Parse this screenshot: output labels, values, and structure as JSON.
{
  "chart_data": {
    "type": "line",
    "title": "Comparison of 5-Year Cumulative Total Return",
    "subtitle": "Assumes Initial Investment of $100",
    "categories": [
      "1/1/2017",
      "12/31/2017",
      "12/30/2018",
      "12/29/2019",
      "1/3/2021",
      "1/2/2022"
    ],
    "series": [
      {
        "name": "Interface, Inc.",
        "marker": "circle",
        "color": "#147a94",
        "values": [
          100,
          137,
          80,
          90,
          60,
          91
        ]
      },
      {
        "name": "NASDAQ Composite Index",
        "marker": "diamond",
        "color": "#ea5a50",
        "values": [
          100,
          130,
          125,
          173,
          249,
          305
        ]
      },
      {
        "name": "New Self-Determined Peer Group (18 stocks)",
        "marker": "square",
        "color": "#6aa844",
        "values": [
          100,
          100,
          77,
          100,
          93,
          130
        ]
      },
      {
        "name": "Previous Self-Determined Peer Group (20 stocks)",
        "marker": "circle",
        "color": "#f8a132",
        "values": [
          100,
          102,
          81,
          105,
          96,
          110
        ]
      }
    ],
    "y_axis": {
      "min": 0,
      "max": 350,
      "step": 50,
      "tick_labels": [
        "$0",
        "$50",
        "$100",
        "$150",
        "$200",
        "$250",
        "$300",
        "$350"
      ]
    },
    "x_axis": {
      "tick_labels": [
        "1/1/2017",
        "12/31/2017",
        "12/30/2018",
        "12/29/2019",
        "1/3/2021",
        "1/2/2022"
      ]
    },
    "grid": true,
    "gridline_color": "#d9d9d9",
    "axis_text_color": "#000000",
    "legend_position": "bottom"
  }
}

★ ★ ★ ★ ★

WORK INSTRUCTIONS: Output each record exactly, leaving nothing out.

TASK RESULT:
Parse this screenshot: output labels, values, and structure as JSON.
{
  "chart_data": {
    "type": "line",
    "title": "Comparison of 5-Year Cumulative Total Return",
    "subtitle": "Assumes Initial Investment of $100",
    "categories": [
      "1/1/2017",
      "12/31/2017",
      "12/30/2018",
      "12/29/2019",
      "1/3/2021",
      "1/2/2022"
    ],
    "series": [
      {
        "name": "Interface, Inc.",
        "marker": "circle",
        "color": "#147a94",
        "values": [
          100,
          137,
          80,
          90,
          60,
          91
        ]
      },
      {
        "name": "NASDAQ Composite Index",
        "marker": "diamond",
        "color": "#ea5a50",
        "values": [
          100,
          130,
          125,
          173,
          249,
          305
        ]
      },
      {
        "name": "New Self-Determined Peer Group (18 stocks)",
        "marker": "square",
        "color": "#6aa844",
        "values": [
          100,
          100,
          77,
          100,
          93,
          130
        ]
      },
      {
        "name": "Previous Self-Determined Peer Group (20 stocks)",
        "marker": "circle",
        "color": "#f8a132",
        "values": [
          100,
          102,
          81,
          105,
          96,
          110
        ]
      }
    ],
    "y_axis": {
      "min": 0,
      "max": 350,
      "step": 50,
      "tick_labels": [
        "$0",
        "$50",
        "$100",
        "$150",
        "$200",
        "$250",
        "$300",
        "$350"
      ]
    },
    "x_axis": {
      "tick_labels": [
        "1/1/2017",
        "12/31/2017",
        "12/30/2018",
        "12/29/2019",
        "1/3/2021",
        "1/2/2022"
      ]
    },
    "grid": true,
    "gridline_color": "#d9d9d9",
    "axis_text_color": "#000000",
    "legend_position": "bottom"
  }
}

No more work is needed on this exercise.